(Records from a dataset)
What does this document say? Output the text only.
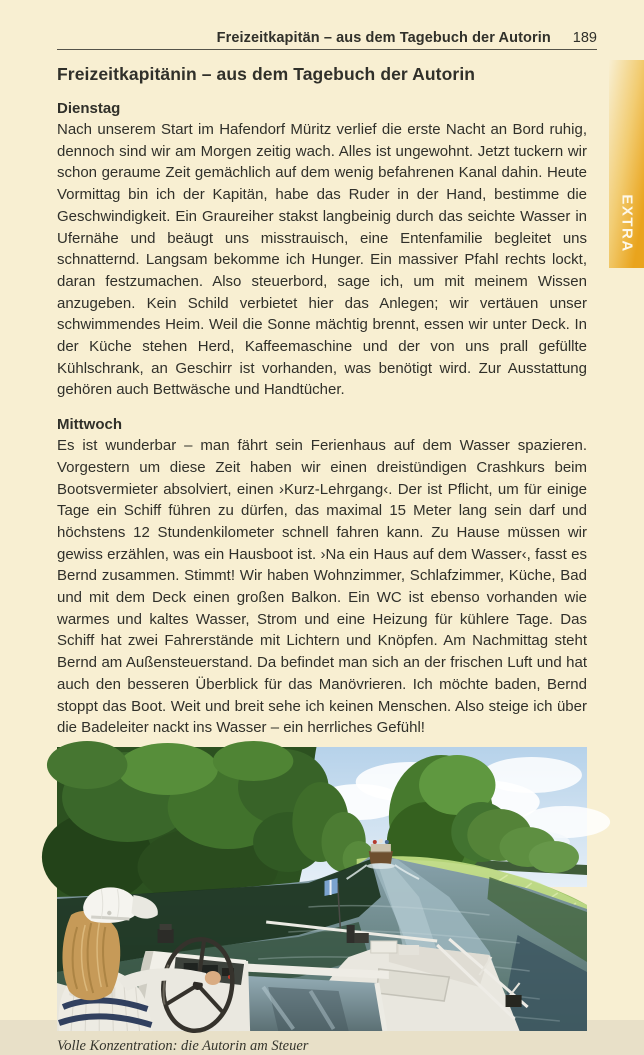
EXTRA
Freizeitkapitän – aus dem Tagebuch der Autorin 189
Freizeitkapitänin – aus dem Tagebuch der Autorin
Dienstag

Nach unserem Start im Hafendorf Müritz verlief die erste Nacht an Bord ruhig, dennoch sind wir am Morgen zeitig wach. Alles ist ungewohnt. Jetzt tuckern wir schon geraume Zeit gemächlich auf dem wenig befahrenen Kanal dahin. Heute Vormittag bin ich der Kapitän, habe das Ruder in der Hand, bestimme die Geschwindigkeit. Ein Graureiher stakst langbeinig durch das seichte Wasser in Ufernähe und beäugt uns misstrauisch, eine Entenfamilie begleitet uns schnatternd. Langsam bekomme ich Hunger. Ein massiver Pfahl rechts lockt, daran festzumachen. Also steuerbord, sage ich, um mit meinem Wissen anzugeben. Kein Schild verbietet hier das Anlegen; wir vertäuen unser schwimmendes Heim. Weil die Sonne mächtig brennt, essen wir unter Deck. In der Küche stehen Herd, Kaffeemaschine und der von uns prall gefüllte Kühlschrank, an Geschirr ist vorhanden, was benötigt wird. Zur Ausstattung gehören auch Bettwäsche und Handtücher.

Mittwoch

Es ist wunderbar – man fährt sein Ferienhaus auf dem Wasser spazieren. Vorgestern um diese Zeit haben wir einen dreistündigen Crashkurs beim Bootsvermieter absolviert, einen ›Kurz-Lehrgang‹. Der ist Pflicht, um für einige Tage ein Schiff führen zu dürfen, das maximal 15 Meter lang sein darf und höchstens 12 Stundenkilometer schnell fahren kann. Zu Hause müssen wir gewiss erzählen, was ein Hausboot ist. ›Na ein Haus auf dem Wasser‹, fasst es Bernd zusammen. Stimmt! Wir haben Wohnzimmer, Schlafzimmer, Küche, Bad und mit dem Deck einen großen Balkon. Ein WC ist ebenso vorhanden wie warmes und kaltes Wasser, Strom und eine Heizung für kühlere Tage. Das Schiff hat zwei Fahrerstände mit Lichtern und Knöpfen. Am Nachmittag steht Bernd am Außensteuerstand. Da befindet man sich an der frischen Luft und hat auch den besseren Überblick für das Manövrieren. Ich möchte baden, Bernd stoppt das Boot. Weit und breit sehe ich keinen Menschen. Also steige ich über die Badeleiter nackt ins Wasser – ein herrliches Gefühl!

Volle Konzentration: die Autorin am Steuer
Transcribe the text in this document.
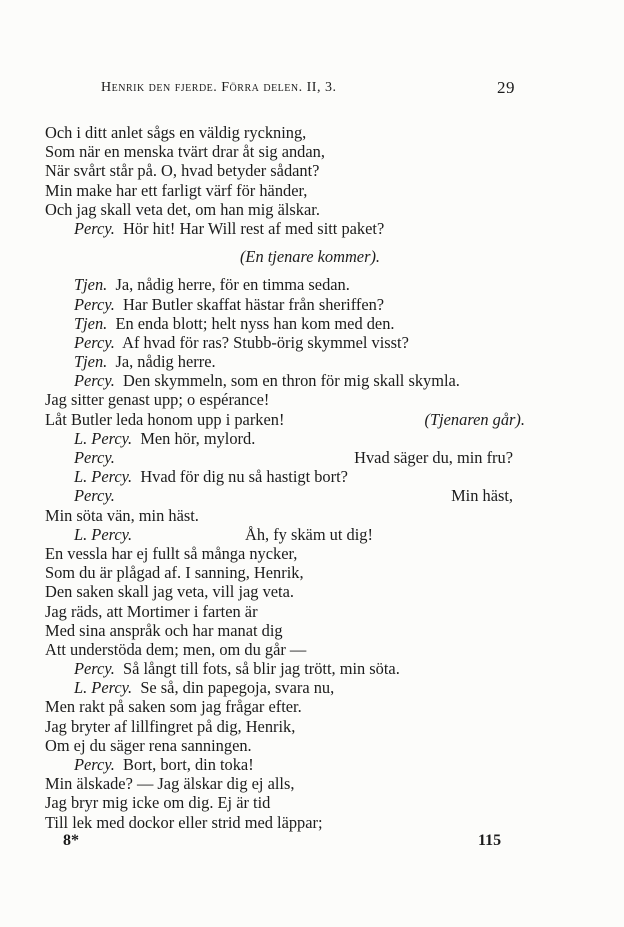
Henrik den fjerde. Förra delen. II, 3.	29
Och i ditt anlet sågs en väldig ryckning,
Som när en menska tvärt drar åt sig andan,
När svårt står på. O, hvad betyder sådant?
Min make har ett farligt värf för händer,
Och jag skall veta det, om han mig älskar.
Percy.  Hör hit! Har Will rest af med sitt paket?
(En tjenare kommer).
Tjen.  Ja, nådig herre, för en timma sedan.
Percy.  Har Butler skaffat hästar från sheriffen?
Tjen.  En enda blott; helt nyss han kom med den.
Percy.  Af hvad för ras? Stubb-örig skymmel visst?
Tjen.  Ja, nådig herre.
Percy.  Den skymmeln, som en thron för mig skall skymla.
Jag sitter genast upp; o espérance!
Låt Butler leda honom upp i parken!	(Tjenaren går).
L. Percy.  Men hör, mylord.
Percy.	Hvad säger du, min fru?
L. Percy.  Hvad för dig nu så hastigt bort?
Percy.	Min häst,
Min söta vän, min häst.
L. Percy.	Åh, fy skäm ut dig!
En vessla har ej fullt så många nycker,
Som du är plågad af. I sanning, Henrik,
Den saken skall jag veta, vill jag veta.
Jag räds, att Mortimer i farten är
Med sina anspråk och har manat dig
Att understöda dem; men, om du går —
Percy.  Så långt till fots, så blir jag trött, min söta.
L. Percy.  Se så, din papegoja, svara nu,
Men rakt på saken som jag frågar efter.
Jag bryter af lillfingret på dig, Henrik,
Om ej du säger rena sanningen.
Percy.  Bort, bort, din toka!
Min älskade? — Jag älskar dig ej alls,
Jag bryr mig icke om dig. Ej är tid
Till lek med dockor eller strid med läppar;
8*	115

## TASK
Copy the entries above faithfully and omit every image.

## EXERCISE SOLUTION
What does this document say? Output the text only.
EXTRA
Freizeitkapitän – aus dem Tagebuch der Autorin 189
Freizeitkapitänin – aus dem Tagebuch der Autorin
Dienstag

Nach unserem Start im Hafendorf Müritz verlief die erste Nacht an Bord ruhig, dennoch sind wir am Morgen zeitig wach. Alles ist ungewohnt. Jetzt tuckern wir schon geraume Zeit gemächlich auf dem wenig befahrenen Kanal dahin. Heute Vormittag bin ich der Kapitän, habe das Ruder in der Hand, bestimme die Geschwindigkeit. Ein Graureiher stakst langbeinig durch das seichte Wasser in Ufernähe und beäugt uns misstrauisch, eine Entenfamilie begleitet uns schnatternd. Langsam bekomme ich Hunger. Ein massiver Pfahl rechts lockt, daran festzumachen. Also steuerbord, sage ich, um mit meinem Wissen anzugeben. Kein Schild verbietet hier das Anlegen; wir vertäuen unser schwimmendes Heim. Weil die Sonne mächtig brennt, essen wir unter Deck. In der Küche stehen Herd, Kaffeemaschine und der von uns prall gefüllte Kühlschrank, an Geschirr ist vorhanden, was benötigt wird. Zur Ausstattung gehören auch Bettwäsche und Handtücher.

Mittwoch

Es ist wunderbar – man fährt sein Ferienhaus auf dem Wasser spazieren. Vorgestern um diese Zeit haben wir einen dreistündigen Crashkurs beim Bootsvermieter absolviert, einen ›Kurz-Lehrgang‹. Der ist Pflicht, um für einige Tage ein Schiff führen zu dürfen, das maximal 15 Meter lang sein darf und höchstens 12 Stundenkilometer schnell fahren kann. Zu Hause müssen wir gewiss erzählen, was ein Hausboot ist. ›Na ein Haus auf dem Wasser‹, fasst es Bernd zusammen. Stimmt! Wir haben Wohnzimmer, Schlafzimmer, Küche, Bad und mit dem Deck einen großen Balkon. Ein WC ist ebenso vorhanden wie warmes und kaltes Wasser, Strom und eine Heizung für kühlere Tage. Das Schiff hat zwei Fahrerstände mit Lichtern und Knöpfen. Am Nachmittag steht Bernd am Außensteuerstand. Da befindet man sich an der frischen Luft und hat auch den besseren Überblick für das Manövrieren. Ich möchte baden, Bernd stoppt das Boot. Weit und breit sehe ich keinen Menschen. Also steige ich über die Badeleiter nackt ins Wasser – ein herrliches Gefühl!

Volle Konzentration: die Autorin am Steuer
Transcribe the text in this document.
Henrik den fjerde. Förra delen. II, 3.	29
Och i ditt anlet sågs en väldig ryckning,
Som när en menska tvärt drar åt sig andan,
När svårt står på. O, hvad betyder sådant?
Min make har ett farligt värf för händer,
Och jag skall veta det, om han mig älskar.
Percy.  Hör hit! Har Will rest af med sitt paket?
(En tjenare kommer).
Tjen.  Ja, nådig herre, för en timma sedan.
Percy.  Har Butler skaffat hästar från sheriffen?
Tjen.  En enda blott; helt nyss han kom med den.
Percy.  Af hvad för ras? Stubb-örig skymmel visst?
Tjen.  Ja, nådig herre.
Percy.  Den skymmeln, som en thron för mig skall skymla.
Jag sitter genast upp; o espérance!
Låt Butler leda honom upp i parken!	(Tjenaren går).
L. Percy.  Men hör, mylord.
Percy.	Hvad säger du, min fru?
L. Percy.  Hvad för dig nu så hastigt bort?
Percy.	Min häst,
Min söta vän, min häst.
L. Percy.	Åh, fy skäm ut dig!
En vessla har ej fullt så många nycker,
Som du är plågad af. I sanning, Henrik,
Den saken skall jag veta, vill jag veta.
Jag räds, att Mortimer i farten är
Med sina anspråk och har manat dig
Att understöda dem; men, om du går —
Percy.  Så långt till fots, så blir jag trött, min söta.
L. Percy.  Se så, din papegoja, svara nu,
Men rakt på saken som jag frågar efter.
Jag bryter af lillfingret på dig, Henrik,
Om ej du säger rena sanningen.
Percy.  Bort, bort, din toka!
Min älskade? — Jag älskar dig ej alls,
Jag bryr mig icke om dig. Ej är tid
Till lek med dockor eller strid med läppar;
8*	115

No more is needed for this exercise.